WHAT THE TASK ASKS:
Find each line holding "chart" and copy it out.

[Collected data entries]
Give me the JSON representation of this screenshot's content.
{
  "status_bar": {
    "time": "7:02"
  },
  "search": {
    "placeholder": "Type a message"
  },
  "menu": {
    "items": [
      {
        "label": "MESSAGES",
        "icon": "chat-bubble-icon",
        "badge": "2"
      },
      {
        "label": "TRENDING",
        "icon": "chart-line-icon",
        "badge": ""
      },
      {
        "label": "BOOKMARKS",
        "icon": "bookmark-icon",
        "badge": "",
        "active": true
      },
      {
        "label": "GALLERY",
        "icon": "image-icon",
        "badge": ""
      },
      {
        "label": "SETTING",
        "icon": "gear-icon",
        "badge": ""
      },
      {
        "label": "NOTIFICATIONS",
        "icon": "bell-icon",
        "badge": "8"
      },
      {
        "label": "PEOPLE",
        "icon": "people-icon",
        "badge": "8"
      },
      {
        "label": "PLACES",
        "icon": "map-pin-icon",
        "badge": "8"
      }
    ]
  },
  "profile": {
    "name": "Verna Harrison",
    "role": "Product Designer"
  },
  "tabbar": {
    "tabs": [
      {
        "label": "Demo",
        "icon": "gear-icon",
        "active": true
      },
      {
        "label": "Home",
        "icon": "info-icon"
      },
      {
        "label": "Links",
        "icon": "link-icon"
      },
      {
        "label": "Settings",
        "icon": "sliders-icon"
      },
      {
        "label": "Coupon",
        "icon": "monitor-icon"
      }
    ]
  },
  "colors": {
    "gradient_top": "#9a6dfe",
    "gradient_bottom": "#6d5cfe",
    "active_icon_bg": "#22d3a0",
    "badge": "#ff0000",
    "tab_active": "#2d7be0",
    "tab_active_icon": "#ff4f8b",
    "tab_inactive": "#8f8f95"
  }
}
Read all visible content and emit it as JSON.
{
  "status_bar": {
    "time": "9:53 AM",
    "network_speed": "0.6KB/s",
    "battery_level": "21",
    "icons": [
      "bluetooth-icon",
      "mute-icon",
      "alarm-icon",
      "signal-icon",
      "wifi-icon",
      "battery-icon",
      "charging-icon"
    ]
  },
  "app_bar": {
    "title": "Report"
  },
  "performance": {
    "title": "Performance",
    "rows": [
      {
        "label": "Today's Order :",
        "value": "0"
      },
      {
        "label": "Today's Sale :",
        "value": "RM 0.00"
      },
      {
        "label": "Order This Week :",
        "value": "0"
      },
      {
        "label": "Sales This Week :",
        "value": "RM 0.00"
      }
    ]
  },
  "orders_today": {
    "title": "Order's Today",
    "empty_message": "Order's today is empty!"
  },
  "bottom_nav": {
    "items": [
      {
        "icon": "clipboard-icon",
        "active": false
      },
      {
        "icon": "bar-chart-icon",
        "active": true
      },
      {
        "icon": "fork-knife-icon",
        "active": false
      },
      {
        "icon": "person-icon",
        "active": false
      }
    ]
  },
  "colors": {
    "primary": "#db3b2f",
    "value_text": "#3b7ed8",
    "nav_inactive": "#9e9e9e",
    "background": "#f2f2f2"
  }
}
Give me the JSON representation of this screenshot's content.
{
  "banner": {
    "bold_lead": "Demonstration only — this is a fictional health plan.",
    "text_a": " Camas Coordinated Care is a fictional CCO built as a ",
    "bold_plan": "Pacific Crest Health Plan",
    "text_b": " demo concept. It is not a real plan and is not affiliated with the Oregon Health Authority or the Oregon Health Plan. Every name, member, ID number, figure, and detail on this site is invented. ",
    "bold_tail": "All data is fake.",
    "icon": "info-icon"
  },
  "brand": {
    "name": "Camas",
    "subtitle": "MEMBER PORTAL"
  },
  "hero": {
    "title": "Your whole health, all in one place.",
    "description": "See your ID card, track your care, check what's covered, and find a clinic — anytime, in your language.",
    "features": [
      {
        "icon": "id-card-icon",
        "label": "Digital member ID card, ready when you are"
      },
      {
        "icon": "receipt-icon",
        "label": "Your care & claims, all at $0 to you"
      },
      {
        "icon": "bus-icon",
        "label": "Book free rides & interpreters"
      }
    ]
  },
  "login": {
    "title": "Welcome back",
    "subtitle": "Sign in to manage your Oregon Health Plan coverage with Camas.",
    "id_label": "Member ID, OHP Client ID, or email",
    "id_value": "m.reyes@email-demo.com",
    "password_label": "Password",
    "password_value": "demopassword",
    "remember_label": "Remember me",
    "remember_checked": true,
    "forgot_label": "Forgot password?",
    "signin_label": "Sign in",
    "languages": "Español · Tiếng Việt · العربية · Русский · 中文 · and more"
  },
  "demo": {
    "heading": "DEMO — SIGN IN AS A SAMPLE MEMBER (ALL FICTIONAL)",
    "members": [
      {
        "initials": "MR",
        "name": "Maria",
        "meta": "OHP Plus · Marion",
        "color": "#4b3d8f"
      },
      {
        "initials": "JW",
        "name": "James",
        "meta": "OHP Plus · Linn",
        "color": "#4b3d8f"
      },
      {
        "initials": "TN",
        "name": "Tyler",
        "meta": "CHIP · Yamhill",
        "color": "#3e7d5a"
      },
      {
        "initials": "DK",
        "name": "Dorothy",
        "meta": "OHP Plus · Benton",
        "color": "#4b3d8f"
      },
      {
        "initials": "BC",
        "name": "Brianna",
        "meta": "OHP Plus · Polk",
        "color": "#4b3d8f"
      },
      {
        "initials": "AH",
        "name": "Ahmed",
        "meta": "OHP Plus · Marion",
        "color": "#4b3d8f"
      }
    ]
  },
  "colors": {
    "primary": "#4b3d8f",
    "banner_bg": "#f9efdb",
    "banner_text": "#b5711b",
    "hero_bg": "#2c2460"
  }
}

SOLUTION BELOW:
        "icon": "chart-line-icon",
        "icon": "bar-chart-icon",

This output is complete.